Dataset items:
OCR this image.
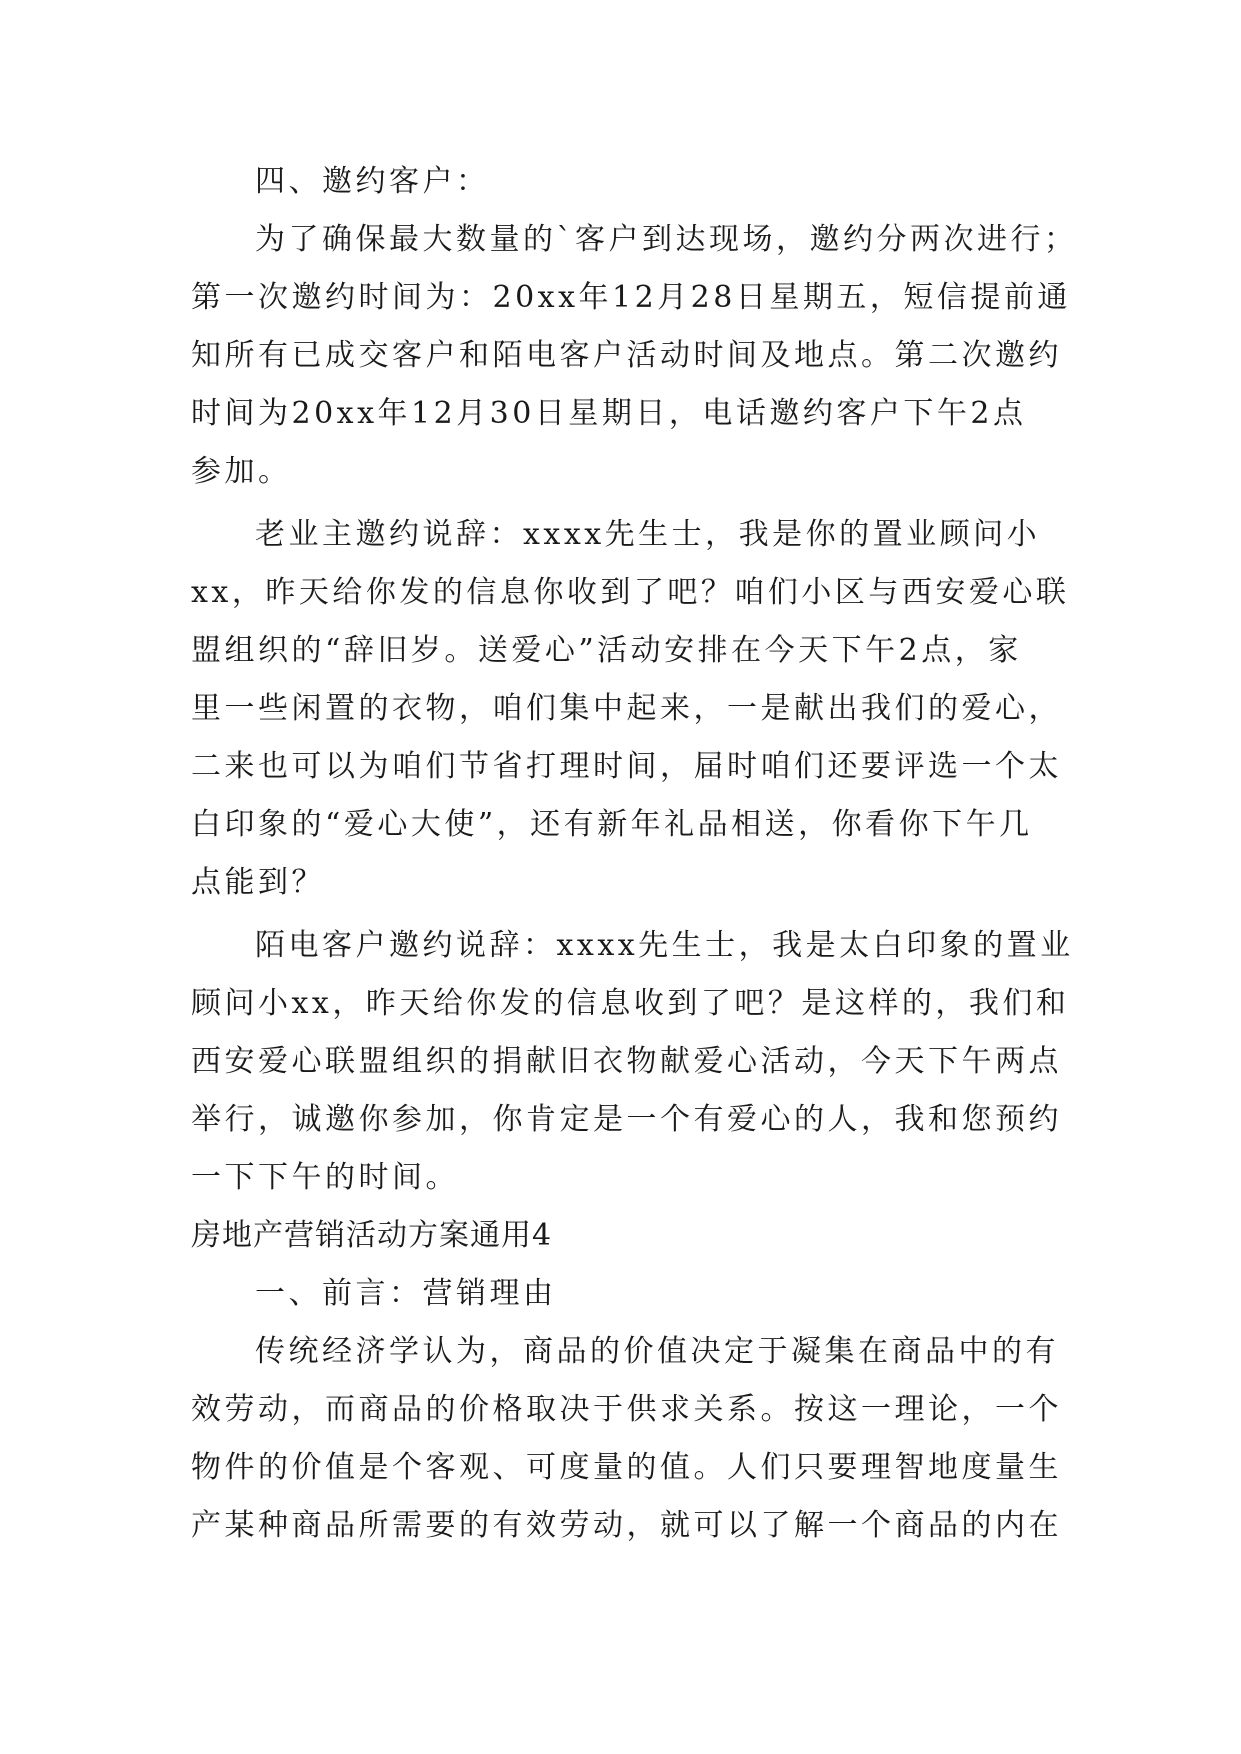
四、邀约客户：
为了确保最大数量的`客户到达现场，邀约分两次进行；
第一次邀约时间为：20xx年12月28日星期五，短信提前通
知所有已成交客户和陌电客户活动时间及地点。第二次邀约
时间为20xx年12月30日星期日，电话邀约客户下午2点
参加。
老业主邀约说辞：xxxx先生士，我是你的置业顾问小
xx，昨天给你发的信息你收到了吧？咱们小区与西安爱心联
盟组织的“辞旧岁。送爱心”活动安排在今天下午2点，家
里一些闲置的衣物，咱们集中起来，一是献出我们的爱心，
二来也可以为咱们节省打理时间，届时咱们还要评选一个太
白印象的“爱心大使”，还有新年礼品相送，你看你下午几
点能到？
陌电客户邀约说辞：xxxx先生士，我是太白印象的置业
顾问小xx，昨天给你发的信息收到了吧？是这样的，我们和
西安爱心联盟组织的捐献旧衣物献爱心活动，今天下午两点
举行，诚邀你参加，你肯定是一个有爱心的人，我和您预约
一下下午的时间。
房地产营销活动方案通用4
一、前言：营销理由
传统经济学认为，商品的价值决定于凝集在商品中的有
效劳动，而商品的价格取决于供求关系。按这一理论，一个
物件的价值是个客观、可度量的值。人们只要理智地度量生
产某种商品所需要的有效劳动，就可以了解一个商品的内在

* [Exercise details] Please write out all the data again word for word, but not the pictures.

* [Solved exercise]
OCR this image.
四、邀约客户：
为了确保最大数量的`客户到达现场，邀约分两次进行；
第一次邀约时间为：20xx年12月28日星期五，短信提前通
知所有已成交客户和陌电客户活动时间及地点。第二次邀约
时间为20xx年12月30日星期日，电话邀约客户下午2点
参加。
老业主邀约说辞：xxxx先生士，我是你的置业顾问小
xx，昨天给你发的信息你收到了吧？咱们小区与西安爱心联
盟组织的“辞旧岁。送爱心”活动安排在今天下午2点，家
里一些闲置的衣物，咱们集中起来，一是献出我们的爱心，
二来也可以为咱们节省打理时间，届时咱们还要评选一个太
白印象的“爱心大使”，还有新年礼品相送，你看你下午几
点能到？
陌电客户邀约说辞：xxxx先生士，我是太白印象的置业
顾问小xx，昨天给你发的信息收到了吧？是这样的，我们和
西安爱心联盟组织的捐献旧衣物献爱心活动，今天下午两点
举行，诚邀你参加，你肯定是一个有爱心的人，我和您预约
一下下午的时间。
房地产营销活动方案通用4
一、前言：营销理由
传统经济学认为，商品的价值决定于凝集在商品中的有
效劳动，而商品的价格取决于供求关系。按这一理论，一个
物件的价值是个客观、可度量的值。人们只要理智地度量生
产某种商品所需要的有效劳动，就可以了解一个商品的内在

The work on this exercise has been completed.